begin LISTING

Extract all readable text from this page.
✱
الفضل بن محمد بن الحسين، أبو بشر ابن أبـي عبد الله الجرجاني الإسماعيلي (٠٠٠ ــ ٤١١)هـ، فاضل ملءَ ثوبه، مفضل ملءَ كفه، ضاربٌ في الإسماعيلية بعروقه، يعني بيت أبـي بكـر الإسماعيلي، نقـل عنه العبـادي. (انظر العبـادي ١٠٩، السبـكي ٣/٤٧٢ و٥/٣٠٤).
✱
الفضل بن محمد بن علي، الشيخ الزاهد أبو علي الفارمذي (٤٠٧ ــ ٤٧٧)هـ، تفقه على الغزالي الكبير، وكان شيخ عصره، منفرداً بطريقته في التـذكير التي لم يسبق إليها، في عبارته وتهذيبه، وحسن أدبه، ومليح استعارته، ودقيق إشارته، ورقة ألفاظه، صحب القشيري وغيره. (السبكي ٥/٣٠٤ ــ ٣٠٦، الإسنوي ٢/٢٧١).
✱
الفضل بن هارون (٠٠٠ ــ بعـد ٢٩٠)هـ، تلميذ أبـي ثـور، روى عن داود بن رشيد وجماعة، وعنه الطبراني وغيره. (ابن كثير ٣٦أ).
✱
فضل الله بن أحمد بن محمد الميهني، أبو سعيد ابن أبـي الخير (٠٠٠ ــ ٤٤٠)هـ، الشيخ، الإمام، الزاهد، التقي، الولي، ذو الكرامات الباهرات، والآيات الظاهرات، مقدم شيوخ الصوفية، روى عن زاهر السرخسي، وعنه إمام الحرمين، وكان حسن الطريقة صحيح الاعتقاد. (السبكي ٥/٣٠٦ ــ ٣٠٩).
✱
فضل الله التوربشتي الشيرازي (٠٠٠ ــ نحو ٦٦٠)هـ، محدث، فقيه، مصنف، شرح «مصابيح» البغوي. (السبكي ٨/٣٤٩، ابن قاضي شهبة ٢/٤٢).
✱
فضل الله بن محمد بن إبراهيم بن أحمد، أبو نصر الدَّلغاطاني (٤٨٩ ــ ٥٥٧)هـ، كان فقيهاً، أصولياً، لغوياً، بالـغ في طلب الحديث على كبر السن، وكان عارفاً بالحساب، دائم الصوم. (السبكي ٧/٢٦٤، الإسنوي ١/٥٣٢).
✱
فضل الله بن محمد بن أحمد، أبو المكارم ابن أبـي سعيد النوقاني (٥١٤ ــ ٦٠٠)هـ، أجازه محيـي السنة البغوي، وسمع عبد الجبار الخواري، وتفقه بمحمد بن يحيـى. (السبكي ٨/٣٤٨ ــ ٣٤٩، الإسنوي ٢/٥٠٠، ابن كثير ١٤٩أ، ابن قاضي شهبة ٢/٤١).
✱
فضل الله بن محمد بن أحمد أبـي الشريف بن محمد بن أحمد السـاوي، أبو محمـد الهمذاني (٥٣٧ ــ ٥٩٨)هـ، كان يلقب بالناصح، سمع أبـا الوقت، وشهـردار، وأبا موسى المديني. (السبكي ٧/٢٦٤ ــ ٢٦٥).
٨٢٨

end LISTING

= TASK GOAL =
Transcribe the full listing above without leaving anything out.

= FINAL RESULT =
Extract all readable text from this page.
✱
الفضل بن محمد بن الحسين، أبو بشر ابن أبـي عبد الله الجرجاني الإسماعيلي (٠٠٠ ــ ٤١١)هـ، فاضل ملءَ ثوبه، مفضل ملءَ كفه، ضاربٌ في الإسماعيلية بعروقه، يعني بيت أبـي بكـر الإسماعيلي، نقـل عنه العبـادي. (انظر العبـادي ١٠٩، السبـكي ٣/٤٧٢ و٥/٣٠٤).
✱
الفضل بن محمد بن علي، الشيخ الزاهد أبو علي الفارمذي (٤٠٧ ــ ٤٧٧)هـ، تفقه على الغزالي الكبير، وكان شيخ عصره، منفرداً بطريقته في التـذكير التي لم يسبق إليها، في عبارته وتهذيبه، وحسن أدبه، ومليح استعارته، ودقيق إشارته، ورقة ألفاظه، صحب القشيري وغيره. (السبكي ٥/٣٠٤ ــ ٣٠٦، الإسنوي ٢/٢٧١).
✱
الفضل بن هارون (٠٠٠ ــ بعـد ٢٩٠)هـ، تلميذ أبـي ثـور، روى عن داود بن رشيد وجماعة، وعنه الطبراني وغيره. (ابن كثير ٣٦أ).
✱
فضل الله بن أحمد بن محمد الميهني، أبو سعيد ابن أبـي الخير (٠٠٠ ــ ٤٤٠)هـ، الشيخ، الإمام، الزاهد، التقي، الولي، ذو الكرامات الباهرات، والآيات الظاهرات، مقدم شيوخ الصوفية، روى عن زاهر السرخسي، وعنه إمام الحرمين، وكان حسن الطريقة صحيح الاعتقاد. (السبكي ٥/٣٠٦ ــ ٣٠٩).
✱
فضل الله التوربشتي الشيرازي (٠٠٠ ــ نحو ٦٦٠)هـ، محدث، فقيه، مصنف، شرح «مصابيح» البغوي. (السبكي ٨/٣٤٩، ابن قاضي شهبة ٢/٤٢).
✱
فضل الله بن محمد بن إبراهيم بن أحمد، أبو نصر الدَّلغاطاني (٤٨٩ ــ ٥٥٧)هـ، كان فقيهاً، أصولياً، لغوياً، بالـغ في طلب الحديث على كبر السن، وكان عارفاً بالحساب، دائم الصوم. (السبكي ٧/٢٦٤، الإسنوي ١/٥٣٢).
✱
فضل الله بن محمد بن أحمد، أبو المكارم ابن أبـي سعيد النوقاني (٥١٤ ــ ٦٠٠)هـ، أجازه محيـي السنة البغوي، وسمع عبد الجبار الخواري، وتفقه بمحمد بن يحيـى. (السبكي ٨/٣٤٨ ــ ٣٤٩، الإسنوي ٢/٥٠٠، ابن كثير ١٤٩أ، ابن قاضي شهبة ٢/٤١).
✱
فضل الله بن محمد بن أحمد أبـي الشريف بن محمد بن أحمد السـاوي، أبو محمـد الهمذاني (٥٣٧ ــ ٥٩٨)هـ، كان يلقب بالناصح، سمع أبـا الوقت، وشهـردار، وأبا موسى المديني. (السبكي ٧/٢٦٤ ــ ٢٦٥).
٨٢٨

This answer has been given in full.